→ **Work to complete**: Gather the lines that hold the string "iets".

(Saved data entries)

- - -

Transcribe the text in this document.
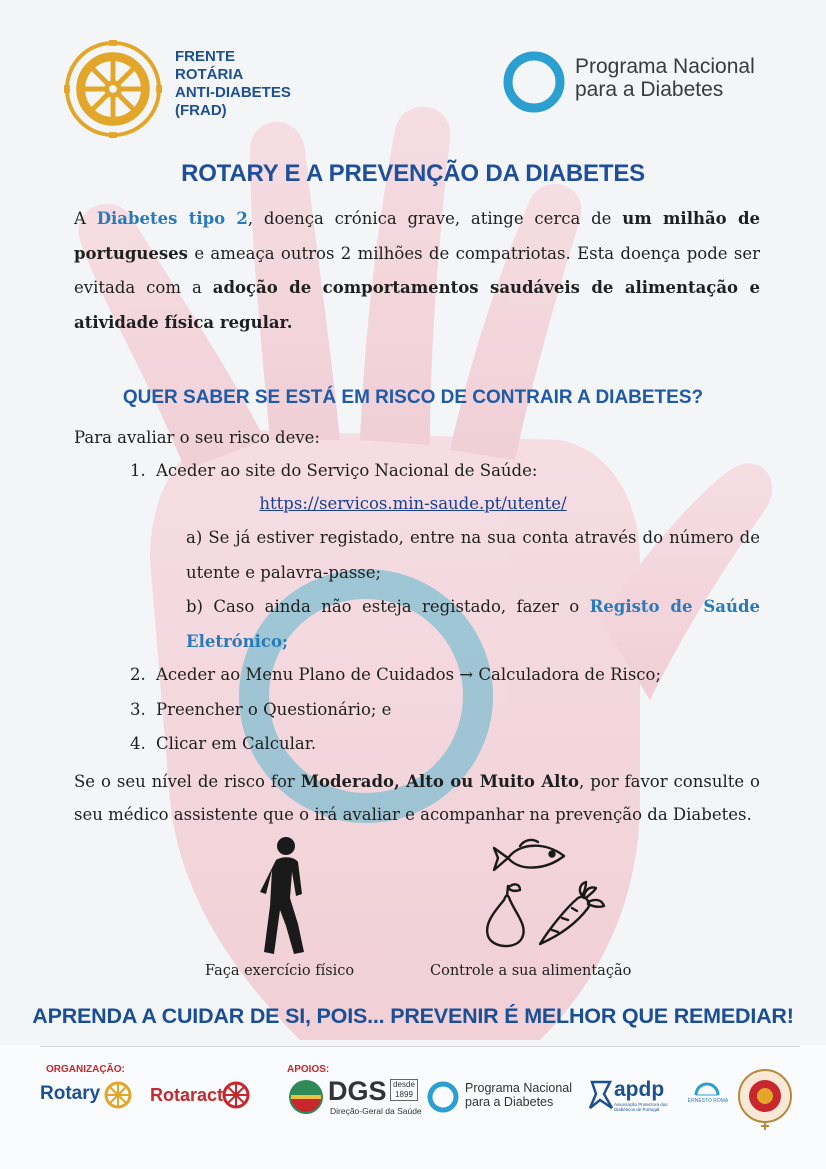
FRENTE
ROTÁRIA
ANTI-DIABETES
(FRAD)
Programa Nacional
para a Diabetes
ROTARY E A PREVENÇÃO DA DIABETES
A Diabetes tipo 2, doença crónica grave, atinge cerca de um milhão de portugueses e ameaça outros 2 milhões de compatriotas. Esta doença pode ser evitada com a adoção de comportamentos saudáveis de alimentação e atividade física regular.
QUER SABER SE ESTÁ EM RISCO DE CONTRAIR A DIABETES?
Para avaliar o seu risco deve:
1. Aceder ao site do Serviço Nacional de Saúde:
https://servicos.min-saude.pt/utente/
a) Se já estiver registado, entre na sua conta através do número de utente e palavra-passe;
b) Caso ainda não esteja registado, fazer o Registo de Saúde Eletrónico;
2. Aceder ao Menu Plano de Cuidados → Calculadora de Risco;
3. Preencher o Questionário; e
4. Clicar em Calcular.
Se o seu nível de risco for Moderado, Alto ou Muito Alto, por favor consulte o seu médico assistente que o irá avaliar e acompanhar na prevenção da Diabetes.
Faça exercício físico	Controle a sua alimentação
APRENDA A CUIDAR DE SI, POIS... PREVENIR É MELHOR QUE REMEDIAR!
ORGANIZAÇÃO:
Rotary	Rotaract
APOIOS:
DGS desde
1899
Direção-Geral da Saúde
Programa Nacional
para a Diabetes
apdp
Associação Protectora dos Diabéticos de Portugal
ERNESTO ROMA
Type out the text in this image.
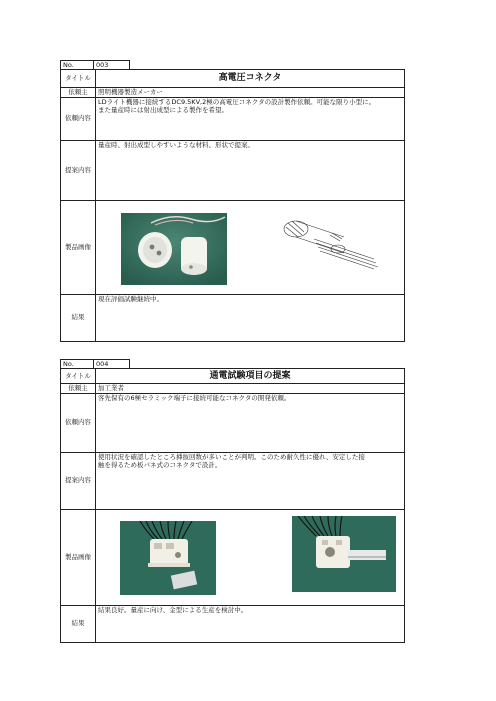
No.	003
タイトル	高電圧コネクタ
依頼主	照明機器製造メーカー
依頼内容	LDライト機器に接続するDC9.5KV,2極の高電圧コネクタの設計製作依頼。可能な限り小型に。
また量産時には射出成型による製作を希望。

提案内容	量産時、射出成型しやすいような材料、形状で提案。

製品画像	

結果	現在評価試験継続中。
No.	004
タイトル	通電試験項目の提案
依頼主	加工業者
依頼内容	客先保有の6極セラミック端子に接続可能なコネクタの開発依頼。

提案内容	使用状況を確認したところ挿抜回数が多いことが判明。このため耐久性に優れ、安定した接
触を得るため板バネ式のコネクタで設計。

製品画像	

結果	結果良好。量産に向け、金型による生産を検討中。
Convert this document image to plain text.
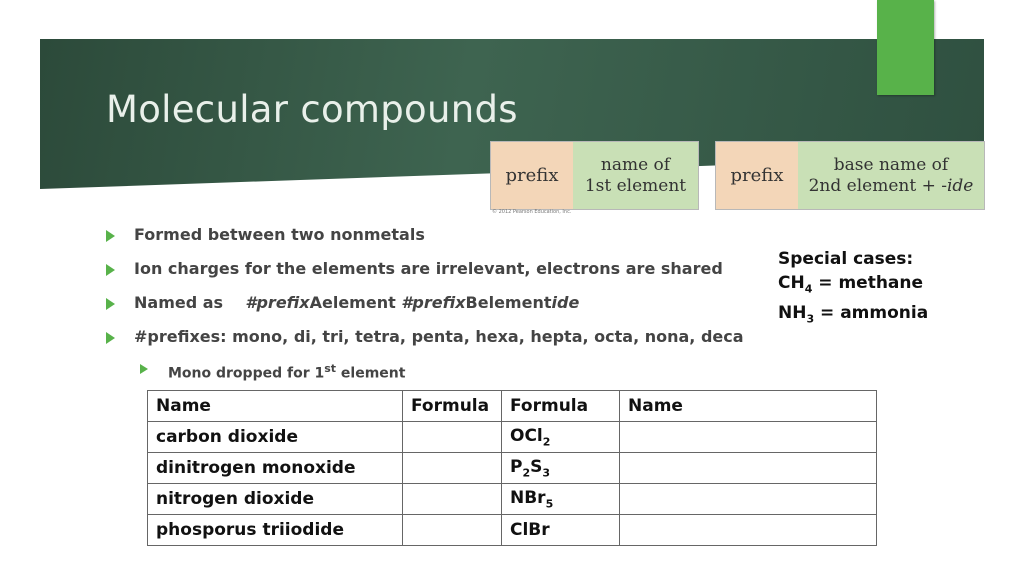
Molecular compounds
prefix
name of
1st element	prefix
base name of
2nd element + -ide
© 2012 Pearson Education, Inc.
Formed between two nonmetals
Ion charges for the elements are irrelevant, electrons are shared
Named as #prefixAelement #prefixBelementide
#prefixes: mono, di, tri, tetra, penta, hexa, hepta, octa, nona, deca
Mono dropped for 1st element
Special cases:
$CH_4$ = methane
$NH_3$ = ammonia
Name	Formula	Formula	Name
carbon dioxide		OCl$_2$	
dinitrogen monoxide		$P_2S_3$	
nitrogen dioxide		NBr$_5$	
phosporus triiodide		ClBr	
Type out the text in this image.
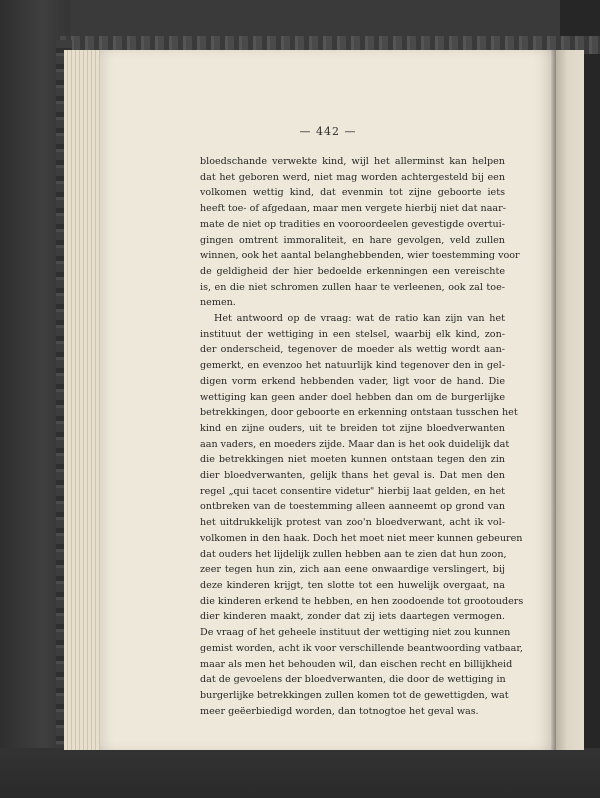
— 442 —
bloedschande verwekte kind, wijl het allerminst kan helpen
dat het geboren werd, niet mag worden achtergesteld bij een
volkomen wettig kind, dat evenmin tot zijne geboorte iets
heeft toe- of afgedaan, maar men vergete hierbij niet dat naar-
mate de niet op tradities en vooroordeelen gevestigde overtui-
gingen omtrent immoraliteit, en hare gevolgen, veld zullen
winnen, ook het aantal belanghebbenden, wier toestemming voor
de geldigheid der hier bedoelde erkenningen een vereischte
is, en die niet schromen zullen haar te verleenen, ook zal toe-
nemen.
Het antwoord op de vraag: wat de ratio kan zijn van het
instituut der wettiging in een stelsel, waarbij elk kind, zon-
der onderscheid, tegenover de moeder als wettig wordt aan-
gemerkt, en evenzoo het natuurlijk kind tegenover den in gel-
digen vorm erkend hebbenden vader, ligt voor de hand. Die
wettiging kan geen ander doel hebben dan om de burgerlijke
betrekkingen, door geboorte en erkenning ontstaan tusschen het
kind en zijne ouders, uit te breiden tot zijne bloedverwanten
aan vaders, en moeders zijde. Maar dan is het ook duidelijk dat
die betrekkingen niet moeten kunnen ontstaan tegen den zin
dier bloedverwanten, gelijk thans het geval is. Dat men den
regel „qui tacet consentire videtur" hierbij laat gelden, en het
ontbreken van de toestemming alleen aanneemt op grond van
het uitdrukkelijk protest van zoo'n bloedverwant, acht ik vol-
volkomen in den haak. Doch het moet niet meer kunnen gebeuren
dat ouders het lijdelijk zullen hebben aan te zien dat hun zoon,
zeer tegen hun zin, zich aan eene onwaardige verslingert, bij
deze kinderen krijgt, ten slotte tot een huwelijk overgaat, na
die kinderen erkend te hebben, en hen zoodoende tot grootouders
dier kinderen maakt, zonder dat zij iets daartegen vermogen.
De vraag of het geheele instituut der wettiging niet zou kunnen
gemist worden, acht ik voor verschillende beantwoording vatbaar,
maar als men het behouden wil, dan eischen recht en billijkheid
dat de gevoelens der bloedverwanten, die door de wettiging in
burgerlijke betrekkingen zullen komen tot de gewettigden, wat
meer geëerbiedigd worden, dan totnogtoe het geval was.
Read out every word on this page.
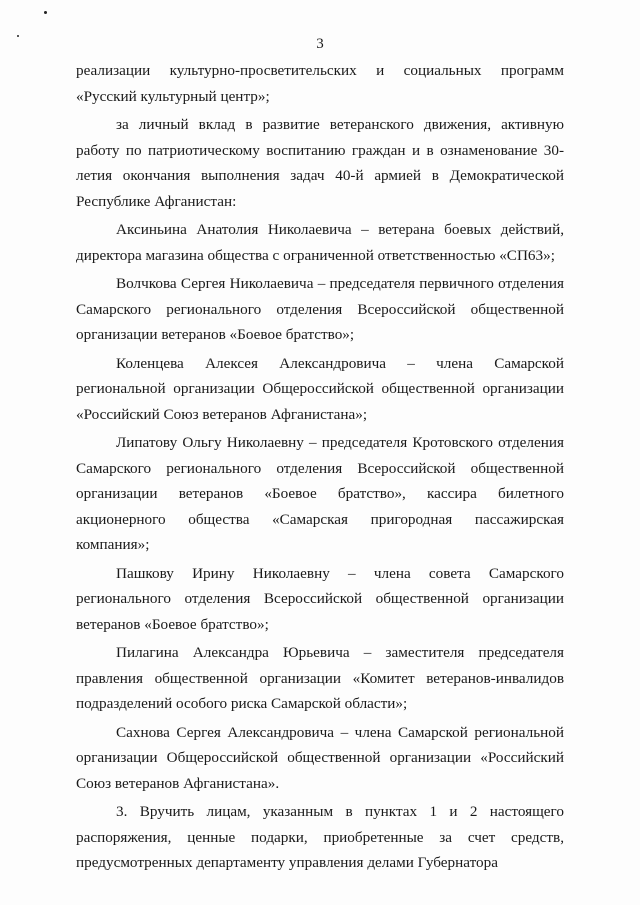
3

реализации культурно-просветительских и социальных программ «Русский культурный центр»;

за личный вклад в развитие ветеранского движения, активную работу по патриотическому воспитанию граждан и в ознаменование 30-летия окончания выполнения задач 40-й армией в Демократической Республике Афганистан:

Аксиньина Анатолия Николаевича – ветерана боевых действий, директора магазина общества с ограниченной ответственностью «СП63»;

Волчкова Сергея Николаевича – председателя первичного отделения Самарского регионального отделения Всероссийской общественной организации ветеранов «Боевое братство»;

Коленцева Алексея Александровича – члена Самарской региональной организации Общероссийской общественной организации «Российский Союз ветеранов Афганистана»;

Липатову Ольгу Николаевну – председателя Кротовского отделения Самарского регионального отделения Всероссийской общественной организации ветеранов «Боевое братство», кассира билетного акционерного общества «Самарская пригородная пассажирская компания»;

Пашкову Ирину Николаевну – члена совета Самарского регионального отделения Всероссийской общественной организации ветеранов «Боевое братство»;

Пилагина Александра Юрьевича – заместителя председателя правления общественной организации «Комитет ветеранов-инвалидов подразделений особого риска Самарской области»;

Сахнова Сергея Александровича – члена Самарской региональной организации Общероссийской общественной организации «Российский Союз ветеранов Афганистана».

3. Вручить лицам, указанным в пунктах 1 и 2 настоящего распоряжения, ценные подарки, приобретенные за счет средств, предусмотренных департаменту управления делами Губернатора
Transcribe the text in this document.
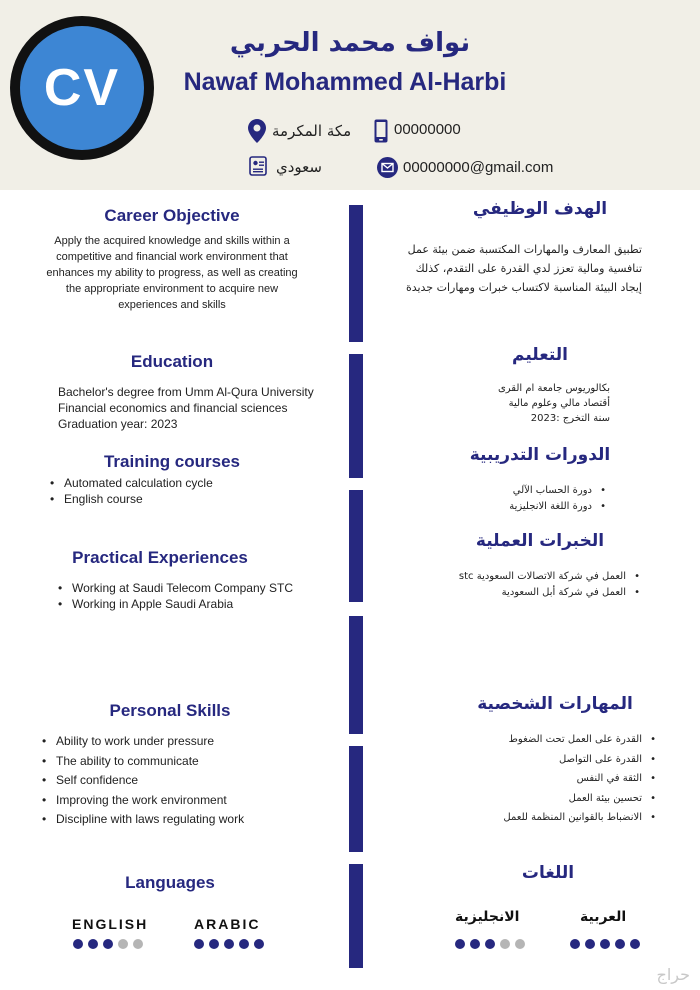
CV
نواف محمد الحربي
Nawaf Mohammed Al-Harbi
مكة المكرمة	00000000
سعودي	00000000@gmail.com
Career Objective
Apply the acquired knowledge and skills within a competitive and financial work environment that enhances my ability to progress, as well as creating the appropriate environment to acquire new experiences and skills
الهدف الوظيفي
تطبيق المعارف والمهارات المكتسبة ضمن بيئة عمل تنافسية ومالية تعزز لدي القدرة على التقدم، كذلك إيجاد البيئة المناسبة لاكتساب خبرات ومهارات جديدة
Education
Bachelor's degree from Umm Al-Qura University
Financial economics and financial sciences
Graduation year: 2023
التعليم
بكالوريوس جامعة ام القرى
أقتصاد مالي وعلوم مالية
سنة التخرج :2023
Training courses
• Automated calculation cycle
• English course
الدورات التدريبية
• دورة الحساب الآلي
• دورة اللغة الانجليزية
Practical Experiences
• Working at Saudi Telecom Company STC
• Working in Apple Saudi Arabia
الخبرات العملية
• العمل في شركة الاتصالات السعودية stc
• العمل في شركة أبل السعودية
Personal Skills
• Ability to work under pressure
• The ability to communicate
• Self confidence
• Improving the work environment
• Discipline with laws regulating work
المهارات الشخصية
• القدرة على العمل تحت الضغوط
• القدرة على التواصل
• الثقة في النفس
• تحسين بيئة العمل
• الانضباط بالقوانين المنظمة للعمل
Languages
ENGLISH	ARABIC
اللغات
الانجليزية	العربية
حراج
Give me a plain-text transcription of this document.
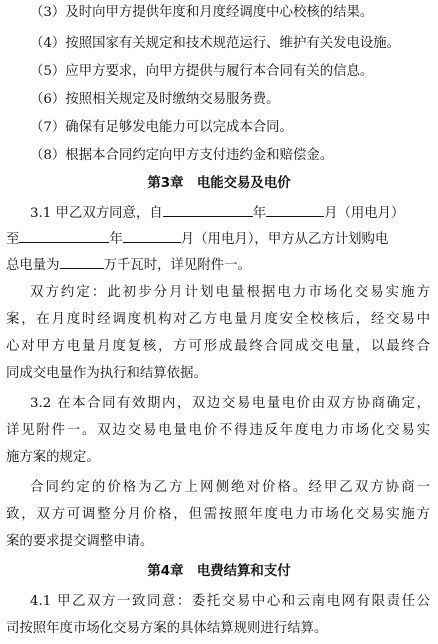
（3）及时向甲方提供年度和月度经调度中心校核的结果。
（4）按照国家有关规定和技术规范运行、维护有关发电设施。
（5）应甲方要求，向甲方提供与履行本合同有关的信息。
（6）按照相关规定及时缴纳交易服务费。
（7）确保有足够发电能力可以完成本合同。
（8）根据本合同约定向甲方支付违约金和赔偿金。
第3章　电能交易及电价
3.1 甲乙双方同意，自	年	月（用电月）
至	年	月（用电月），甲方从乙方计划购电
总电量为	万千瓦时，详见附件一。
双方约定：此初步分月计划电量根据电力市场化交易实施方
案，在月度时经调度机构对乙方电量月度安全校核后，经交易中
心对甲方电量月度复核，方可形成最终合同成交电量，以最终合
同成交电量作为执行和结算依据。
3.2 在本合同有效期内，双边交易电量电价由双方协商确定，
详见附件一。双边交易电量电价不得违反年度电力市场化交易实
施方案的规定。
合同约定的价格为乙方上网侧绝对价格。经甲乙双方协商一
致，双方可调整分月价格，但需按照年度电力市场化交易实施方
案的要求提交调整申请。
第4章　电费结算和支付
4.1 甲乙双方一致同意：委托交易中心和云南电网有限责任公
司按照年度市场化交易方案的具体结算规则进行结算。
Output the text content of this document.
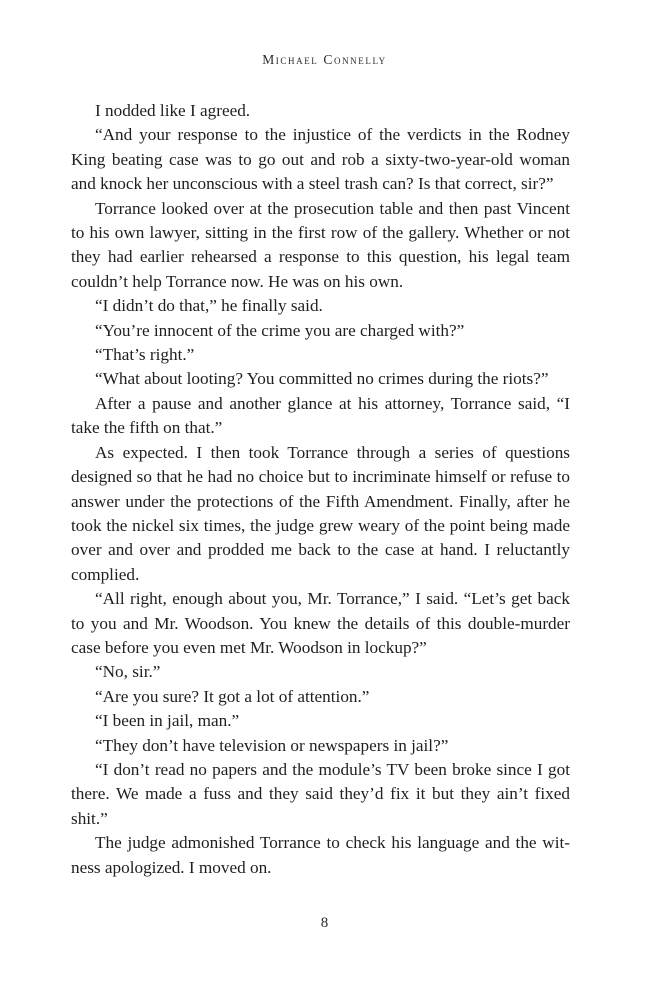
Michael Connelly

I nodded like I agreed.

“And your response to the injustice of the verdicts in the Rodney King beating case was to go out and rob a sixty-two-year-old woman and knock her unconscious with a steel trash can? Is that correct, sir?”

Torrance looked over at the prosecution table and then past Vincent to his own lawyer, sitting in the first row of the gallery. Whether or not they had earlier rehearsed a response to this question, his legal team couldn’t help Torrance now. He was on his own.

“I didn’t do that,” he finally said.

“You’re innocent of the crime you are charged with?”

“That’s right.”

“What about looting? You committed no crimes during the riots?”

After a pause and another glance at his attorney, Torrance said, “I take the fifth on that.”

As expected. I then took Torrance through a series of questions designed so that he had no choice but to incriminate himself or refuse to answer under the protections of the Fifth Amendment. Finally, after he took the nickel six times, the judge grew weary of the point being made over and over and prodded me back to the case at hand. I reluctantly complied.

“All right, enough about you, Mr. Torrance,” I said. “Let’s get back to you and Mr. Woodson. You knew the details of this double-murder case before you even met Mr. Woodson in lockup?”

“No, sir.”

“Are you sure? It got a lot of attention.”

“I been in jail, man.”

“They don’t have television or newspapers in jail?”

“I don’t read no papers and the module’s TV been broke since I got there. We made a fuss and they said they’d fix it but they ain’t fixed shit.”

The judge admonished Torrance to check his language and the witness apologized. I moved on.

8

- - -

→ **Problem solution**:
volkomen wettig kind, dat evenmin tot zijne geboorte iets
dier kinderen maakt, zonder dat zij iets daartegen vermogen.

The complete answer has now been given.